- **Task statement**:
Return every line of the material exactly.
___ Source records
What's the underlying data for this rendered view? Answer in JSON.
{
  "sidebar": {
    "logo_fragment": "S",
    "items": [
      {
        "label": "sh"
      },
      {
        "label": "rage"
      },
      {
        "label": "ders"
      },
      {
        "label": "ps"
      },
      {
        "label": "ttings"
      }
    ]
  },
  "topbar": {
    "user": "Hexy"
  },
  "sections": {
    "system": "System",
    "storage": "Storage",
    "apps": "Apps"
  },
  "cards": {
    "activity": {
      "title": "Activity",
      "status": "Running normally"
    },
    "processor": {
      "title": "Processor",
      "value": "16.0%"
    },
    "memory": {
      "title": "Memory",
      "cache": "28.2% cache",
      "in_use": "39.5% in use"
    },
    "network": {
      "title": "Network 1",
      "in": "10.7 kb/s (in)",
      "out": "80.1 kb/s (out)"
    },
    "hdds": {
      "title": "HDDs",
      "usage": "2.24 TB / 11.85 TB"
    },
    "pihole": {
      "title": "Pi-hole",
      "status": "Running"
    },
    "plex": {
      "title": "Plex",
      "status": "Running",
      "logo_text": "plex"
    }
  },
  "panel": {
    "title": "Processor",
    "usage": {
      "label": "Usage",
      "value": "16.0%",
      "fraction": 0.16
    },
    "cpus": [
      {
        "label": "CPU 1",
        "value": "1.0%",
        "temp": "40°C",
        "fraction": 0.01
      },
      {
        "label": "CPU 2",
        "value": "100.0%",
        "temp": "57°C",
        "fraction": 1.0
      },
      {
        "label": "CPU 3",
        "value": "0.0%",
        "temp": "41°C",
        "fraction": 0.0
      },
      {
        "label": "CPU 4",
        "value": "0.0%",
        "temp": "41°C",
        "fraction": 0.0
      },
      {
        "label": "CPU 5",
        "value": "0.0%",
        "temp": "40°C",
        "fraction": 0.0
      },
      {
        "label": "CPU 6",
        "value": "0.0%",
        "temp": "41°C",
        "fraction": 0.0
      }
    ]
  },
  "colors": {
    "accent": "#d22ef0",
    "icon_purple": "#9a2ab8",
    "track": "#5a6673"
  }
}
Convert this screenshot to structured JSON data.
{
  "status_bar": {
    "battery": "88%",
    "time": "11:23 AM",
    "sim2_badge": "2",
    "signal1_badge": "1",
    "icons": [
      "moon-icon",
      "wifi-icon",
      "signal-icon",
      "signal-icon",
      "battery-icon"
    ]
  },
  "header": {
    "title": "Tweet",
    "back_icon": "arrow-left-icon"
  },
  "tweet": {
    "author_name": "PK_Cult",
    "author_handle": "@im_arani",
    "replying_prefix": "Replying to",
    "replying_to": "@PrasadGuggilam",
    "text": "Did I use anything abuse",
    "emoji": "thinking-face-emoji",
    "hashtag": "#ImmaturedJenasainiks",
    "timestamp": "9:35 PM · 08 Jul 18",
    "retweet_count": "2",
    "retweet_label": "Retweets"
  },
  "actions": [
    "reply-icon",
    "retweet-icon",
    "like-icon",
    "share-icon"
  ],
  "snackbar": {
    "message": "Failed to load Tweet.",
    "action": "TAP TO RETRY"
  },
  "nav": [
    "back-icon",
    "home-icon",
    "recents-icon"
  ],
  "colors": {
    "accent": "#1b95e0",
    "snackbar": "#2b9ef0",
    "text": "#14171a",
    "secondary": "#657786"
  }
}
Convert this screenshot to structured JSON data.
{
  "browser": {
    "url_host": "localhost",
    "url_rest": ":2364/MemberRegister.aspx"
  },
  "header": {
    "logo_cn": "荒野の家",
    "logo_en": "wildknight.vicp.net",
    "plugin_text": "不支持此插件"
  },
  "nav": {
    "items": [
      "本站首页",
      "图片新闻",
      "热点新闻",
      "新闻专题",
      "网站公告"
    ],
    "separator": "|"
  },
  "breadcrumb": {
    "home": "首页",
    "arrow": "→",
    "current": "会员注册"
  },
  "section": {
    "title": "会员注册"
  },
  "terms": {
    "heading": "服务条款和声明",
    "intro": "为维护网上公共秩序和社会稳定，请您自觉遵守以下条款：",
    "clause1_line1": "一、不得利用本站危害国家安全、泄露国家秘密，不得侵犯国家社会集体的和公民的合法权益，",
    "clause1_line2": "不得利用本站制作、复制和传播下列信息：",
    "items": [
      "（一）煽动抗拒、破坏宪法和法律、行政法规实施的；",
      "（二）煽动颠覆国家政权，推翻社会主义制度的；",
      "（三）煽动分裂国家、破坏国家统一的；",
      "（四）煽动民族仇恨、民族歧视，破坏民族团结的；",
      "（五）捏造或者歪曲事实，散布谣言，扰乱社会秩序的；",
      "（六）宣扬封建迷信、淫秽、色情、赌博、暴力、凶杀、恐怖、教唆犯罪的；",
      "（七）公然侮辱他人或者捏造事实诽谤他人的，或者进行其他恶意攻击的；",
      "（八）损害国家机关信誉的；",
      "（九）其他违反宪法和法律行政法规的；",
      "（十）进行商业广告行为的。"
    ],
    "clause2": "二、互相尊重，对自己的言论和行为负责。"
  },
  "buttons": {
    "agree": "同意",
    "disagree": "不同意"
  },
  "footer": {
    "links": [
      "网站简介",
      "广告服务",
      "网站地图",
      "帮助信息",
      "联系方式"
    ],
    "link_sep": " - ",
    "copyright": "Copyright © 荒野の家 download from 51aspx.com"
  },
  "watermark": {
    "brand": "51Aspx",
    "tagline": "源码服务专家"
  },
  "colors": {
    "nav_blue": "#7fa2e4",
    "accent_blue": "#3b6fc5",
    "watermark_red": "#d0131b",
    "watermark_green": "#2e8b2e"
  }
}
______
- **Finished task**:
What's the underlying data for this rendered view? Answer in JSON.
{
  "sidebar": {
    "logo_fragment": "S",
    "items": [
      {
        "label": "sh"
      },
      {
        "label": "rage"
      },
      {
        "label": "ders"
      },
      {
        "label": "ps"
      },
      {
        "label": "ttings"
      }
    ]
  },
  "topbar": {
    "user": "Hexy"
  },
  "sections": {
    "system": "System",
    "storage": "Storage",
    "apps": "Apps"
  },
  "cards": {
    "activity": {
      "title": "Activity",
      "status": "Running normally"
    },
    "processor": {
      "title": "Processor",
      "value": "16.0%"
    },
    "memory": {
      "title": "Memory",
      "cache": "28.2% cache",
      "in_use": "39.5% in use"
    },
    "network": {
      "title": "Network 1",
      "in": "10.7 kb/s (in)",
      "out": "80.1 kb/s (out)"
    },
    "hdds": {
      "title": "HDDs",
      "usage": "2.24 TB / 11.85 TB"
    },
    "pihole": {
      "title": "Pi-hole",
      "status": "Running"
    },
    "plex": {
      "title": "Plex",
      "status": "Running",
      "logo_text": "plex"
    }
  },
  "panel": {
    "title": "Processor",
    "usage": {
      "label": "Usage",
      "value": "16.0%",
      "fraction": 0.16
    },
    "cpus": [
      {
        "label": "CPU 1",
        "value": "1.0%",
        "temp": "40°C",
        "fraction": 0.01
      },
      {
        "label": "CPU 2",
        "value": "100.0%",
        "temp": "57°C",
        "fraction": 1.0
      },
      {
        "label": "CPU 3",
        "value": "0.0%",
        "temp": "41°C",
        "fraction": 0.0
      },
      {
        "label": "CPU 4",
        "value": "0.0%",
        "temp": "41°C",
        "fraction": 0.0
      },
      {
        "label": "CPU 5",
        "value": "0.0%",
        "temp": "40°C",
        "fraction": 0.0
      },
      {
        "label": "CPU 6",
        "value": "0.0%",
        "temp": "41°C",
        "fraction": 0.0
      }
    ]
  },
  "colors": {
    "accent": "#d22ef0",
    "icon_purple": "#9a2ab8",
    "track": "#5a6673"
  }
}
Convert this screenshot to structured JSON data.
{
  "status_bar": {
    "battery": "88%",
    "time": "11:23 AM",
    "sim2_badge": "2",
    "signal1_badge": "1",
    "icons": [
      "moon-icon",
      "wifi-icon",
      "signal-icon",
      "signal-icon",
      "battery-icon"
    ]
  },
  "header": {
    "title": "Tweet",
    "back_icon": "arrow-left-icon"
  },
  "tweet": {
    "author_name": "PK_Cult",
    "author_handle": "@im_arani",
    "replying_prefix": "Replying to",
    "replying_to": "@PrasadGuggilam",
    "text": "Did I use anything abuse",
    "emoji": "thinking-face-emoji",
    "hashtag": "#ImmaturedJenasainiks",
    "timestamp": "9:35 PM · 08 Jul 18",
    "retweet_count": "2",
    "retweet_label": "Retweets"
  },
  "actions": [
    "reply-icon",
    "retweet-icon",
    "like-icon",
    "share-icon"
  ],
  "snackbar": {
    "message": "Failed to load Tweet.",
    "action": "TAP TO RETRY"
  },
  "nav": [
    "back-icon",
    "home-icon",
    "recents-icon"
  ],
  "colors": {
    "accent": "#1b95e0",
    "snackbar": "#2b9ef0",
    "text": "#14171a",
    "secondary": "#657786"
  }
}
Convert this screenshot to structured JSON data.
{
  "browser": {
    "url_host": "localhost",
    "url_rest": ":2364/MemberRegister.aspx"
  },
  "header": {
    "logo_cn": "荒野の家",
    "logo_en": "wildknight.vicp.net",
    "plugin_text": "不支持此插件"
  },
  "nav": {
    "items": [
      "本站首页",
      "图片新闻",
      "热点新闻",
      "新闻专题",
      "网站公告"
    ],
    "separator": "|"
  },
  "breadcrumb": {
    "home": "首页",
    "arrow": "→",
    "current": "会员注册"
  },
  "section": {
    "title": "会员注册"
  },
  "terms": {
    "heading": "服务条款和声明",
    "intro": "为维护网上公共秩序和社会稳定，请您自觉遵守以下条款：",
    "clause1_line1": "一、不得利用本站危害国家安全、泄露国家秘密，不得侵犯国家社会集体的和公民的合法权益，",
    "clause1_line2": "不得利用本站制作、复制和传播下列信息：",
    "items": [
      "（一）煽动抗拒、破坏宪法和法律、行政法规实施的；",
      "（二）煽动颠覆国家政权，推翻社会主义制度的；",
      "（三）煽动分裂国家、破坏国家统一的；",
      "（四）煽动民族仇恨、民族歧视，破坏民族团结的；",
      "（五）捏造或者歪曲事实，散布谣言，扰乱社会秩序的；",
      "（六）宣扬封建迷信、淫秽、色情、赌博、暴力、凶杀、恐怖、教唆犯罪的；",
      "（七）公然侮辱他人或者捏造事实诽谤他人的，或者进行其他恶意攻击的；",
      "（八）损害国家机关信誉的；",
      "（九）其他违反宪法和法律行政法规的；",
      "（十）进行商业广告行为的。"
    ],
    "clause2": "二、互相尊重，对自己的言论和行为负责。"
  },
  "buttons": {
    "agree": "同意",
    "disagree": "不同意"
  },
  "footer": {
    "links": [
      "网站简介",
      "广告服务",
      "网站地图",
      "帮助信息",
      "联系方式"
    ],
    "link_sep": " - ",
    "copyright": "Copyright © 荒野の家 download from 51aspx.com"
  },
  "watermark": {
    "brand": "51Aspx",
    "tagline": "源码服务专家"
  },
  "colors": {
    "nav_blue": "#7fa2e4",
    "accent_blue": "#3b6fc5",
    "watermark_red": "#d0131b",
    "watermark_green": "#2e8b2e"
  }
}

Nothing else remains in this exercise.